### SOURCE PASSAGE
-=-=-

> On Mar 19, 2026, at 6:21 PM, vermaden <[email protected]> wrote:
> 
> 
> 
> Temat: Re: pkg upgrade with inverting match?
> Data: 2026-03-19 17:41
> Nadawca: "Miroslav Lachman" &lt;[email protected]>
> Adresat: "Paul Mather" &lt;[email protected]>; 
> DW: "Nikos Vassiliadis" &lt;[email protected]>; "vermaden" 
> &lt;[email protected]>; "[email protected]" 
> &lt;[email protected]>; 
> 
>>> On 19/03/2026 14:42, Paul Mather wrote:
>>> On Mar 19, 2026, at 7:29 am, Miroslav Lachman &lt;[email protected]>
>>> wrote:
>> 
>> [...]
>> 
>>>> First and most important (at least for me) would be a clear
>>>> separation of base system upgrades from 3rd packages,
>>>> without having to enter 40-character-long arguments.
>>> 
>>> 
>>> The "pkg" command allows you to define aliases in pkg.conf.
>>> So, if you wanted to save on typing, you could, say, define
>>> "base-upgrade" and "ports-upgrade" aliases to restrict
>>> "pkg upgrade" to just the appropriate repositories.

-=-=-

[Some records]
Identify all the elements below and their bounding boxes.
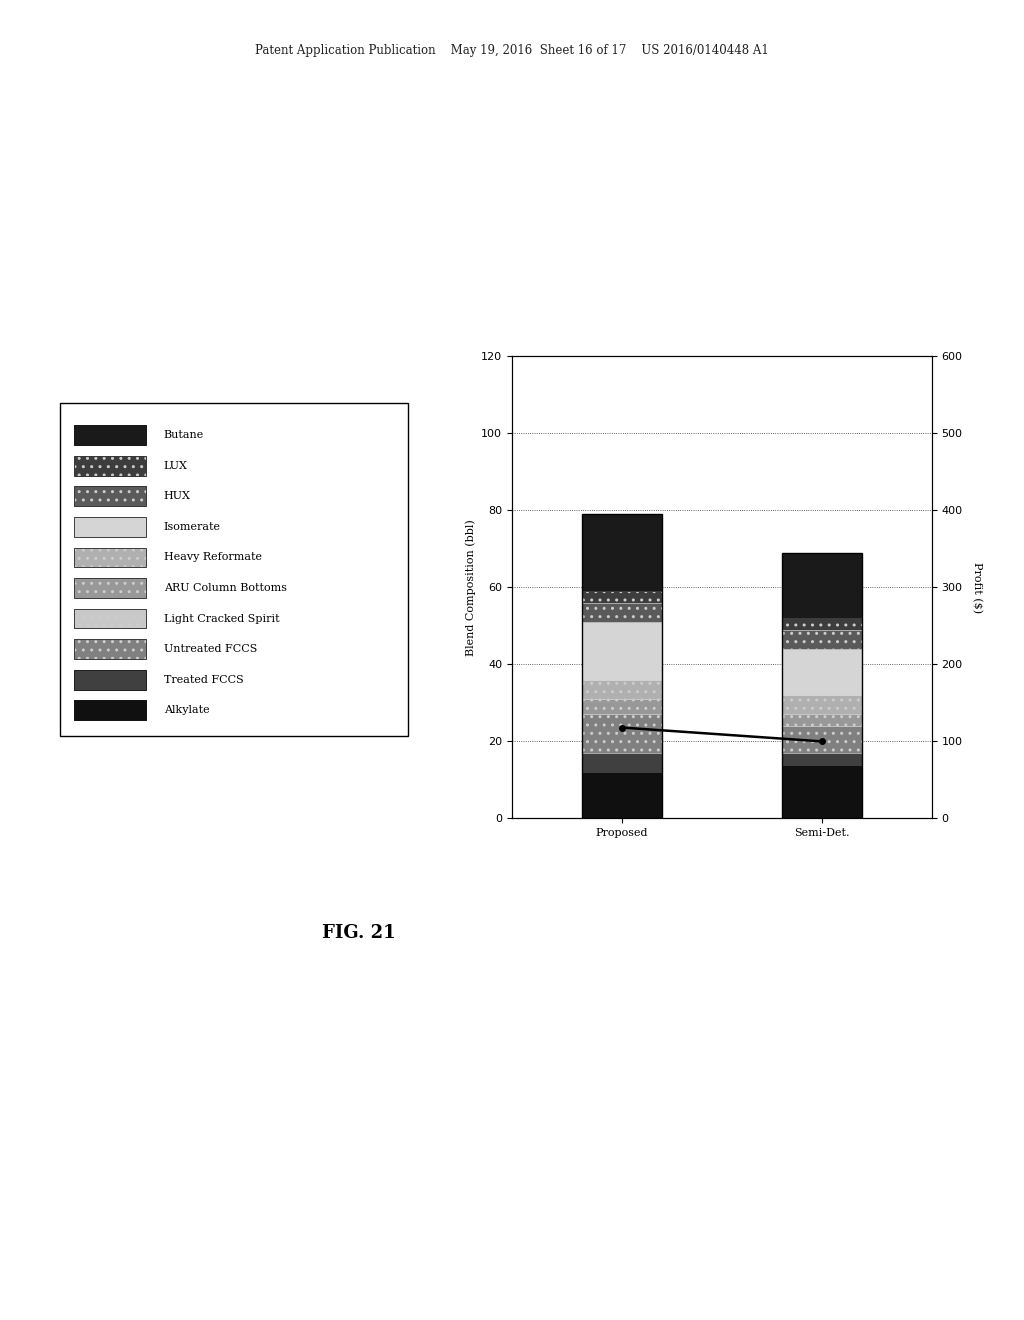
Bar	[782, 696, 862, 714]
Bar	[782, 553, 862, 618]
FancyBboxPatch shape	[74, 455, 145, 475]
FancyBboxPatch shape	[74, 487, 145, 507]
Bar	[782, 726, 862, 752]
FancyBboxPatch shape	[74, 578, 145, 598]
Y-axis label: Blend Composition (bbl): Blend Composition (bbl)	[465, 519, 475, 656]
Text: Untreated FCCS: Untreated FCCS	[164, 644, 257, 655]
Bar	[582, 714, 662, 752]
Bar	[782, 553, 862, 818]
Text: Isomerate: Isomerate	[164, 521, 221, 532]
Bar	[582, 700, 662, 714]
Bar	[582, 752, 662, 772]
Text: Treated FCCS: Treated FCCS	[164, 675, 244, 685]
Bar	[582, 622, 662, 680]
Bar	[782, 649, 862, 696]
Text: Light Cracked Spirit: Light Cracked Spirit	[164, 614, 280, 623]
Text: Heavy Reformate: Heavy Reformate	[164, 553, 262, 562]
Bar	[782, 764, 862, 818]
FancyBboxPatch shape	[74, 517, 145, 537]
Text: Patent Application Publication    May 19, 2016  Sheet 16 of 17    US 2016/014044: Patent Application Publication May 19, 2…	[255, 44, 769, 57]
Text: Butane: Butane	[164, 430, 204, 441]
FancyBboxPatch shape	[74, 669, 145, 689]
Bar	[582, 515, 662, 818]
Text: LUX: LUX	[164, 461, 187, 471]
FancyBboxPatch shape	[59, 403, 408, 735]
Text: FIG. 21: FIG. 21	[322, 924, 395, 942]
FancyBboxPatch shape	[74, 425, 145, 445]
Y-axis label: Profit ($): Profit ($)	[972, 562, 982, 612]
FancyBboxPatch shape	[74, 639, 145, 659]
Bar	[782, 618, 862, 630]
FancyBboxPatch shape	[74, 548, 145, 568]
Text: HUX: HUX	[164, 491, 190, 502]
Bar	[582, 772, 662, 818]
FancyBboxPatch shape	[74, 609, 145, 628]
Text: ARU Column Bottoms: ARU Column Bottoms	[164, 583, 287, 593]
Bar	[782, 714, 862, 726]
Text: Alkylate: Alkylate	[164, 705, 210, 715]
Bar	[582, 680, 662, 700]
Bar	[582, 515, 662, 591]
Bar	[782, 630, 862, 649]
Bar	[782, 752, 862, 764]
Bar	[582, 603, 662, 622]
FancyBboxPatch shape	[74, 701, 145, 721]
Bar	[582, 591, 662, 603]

-=-=-

### REQUIRED TASK 1
Which people does the email thread name?
### REQUIRED TASK 2
Can you duplicate the lines of the records, beginning at the line that contains "696, 862, 714]" and stopping after the line that contains "609, 145, 628]"?

### EXERCISE RESULT 1
vermaden, Miroslav Lachman, Paul Mather, Nikos Vassiliadis

### EXERCISE RESULT 2
Bar	[782, 696, 862, 714]
Bar	[782, 553, 862, 618]
FancyBboxPatch shape	[74, 455, 145, 475]
FancyBboxPatch shape	[74, 487, 145, 507]
Bar	[782, 726, 862, 752]
FancyBboxPatch shape	[74, 578, 145, 598]
Y-axis label: Blend Composition (bbl): Blend Composition (bbl)	[465, 519, 475, 656]
Text: Untreated FCCS: Untreated FCCS	[164, 644, 257, 655]
Bar	[582, 714, 662, 752]
Bar	[782, 553, 862, 818]
Text: Isomerate: Isomerate	[164, 521, 221, 532]
Bar	[582, 700, 662, 714]
Bar	[582, 752, 662, 772]
Text: Treated FCCS: Treated FCCS	[164, 675, 244, 685]
Bar	[582, 622, 662, 680]
Bar	[782, 649, 862, 696]
Text: Light Cracked Spirit: Light Cracked Spirit	[164, 614, 280, 623]
Text: Heavy Reformate: Heavy Reformate	[164, 553, 262, 562]
Bar	[782, 764, 862, 818]
FancyBboxPatch shape	[74, 517, 145, 537]
Text: Patent Application Publication    May 19, 2016  Sheet 16 of 17    US 2016/014044: Patent Application Publication May 19, 2…	[255, 44, 769, 57]
Text: Butane: Butane	[164, 430, 204, 441]
FancyBboxPatch shape	[74, 669, 145, 689]
Bar	[582, 515, 662, 818]
Text: LUX: LUX	[164, 461, 187, 471]
FancyBboxPatch shape	[59, 403, 408, 735]
Text: FIG. 21: FIG. 21	[322, 924, 395, 942]
FancyBboxPatch shape	[74, 425, 145, 445]
Y-axis label: Profit ($): Profit ($)	[972, 562, 982, 612]
FancyBboxPatch shape	[74, 639, 145, 659]
Bar	[782, 618, 862, 630]
FancyBboxPatch shape	[74, 548, 145, 568]
Text: HUX: HUX	[164, 491, 190, 502]
Bar	[582, 772, 662, 818]
FancyBboxPatch shape	[74, 609, 145, 628]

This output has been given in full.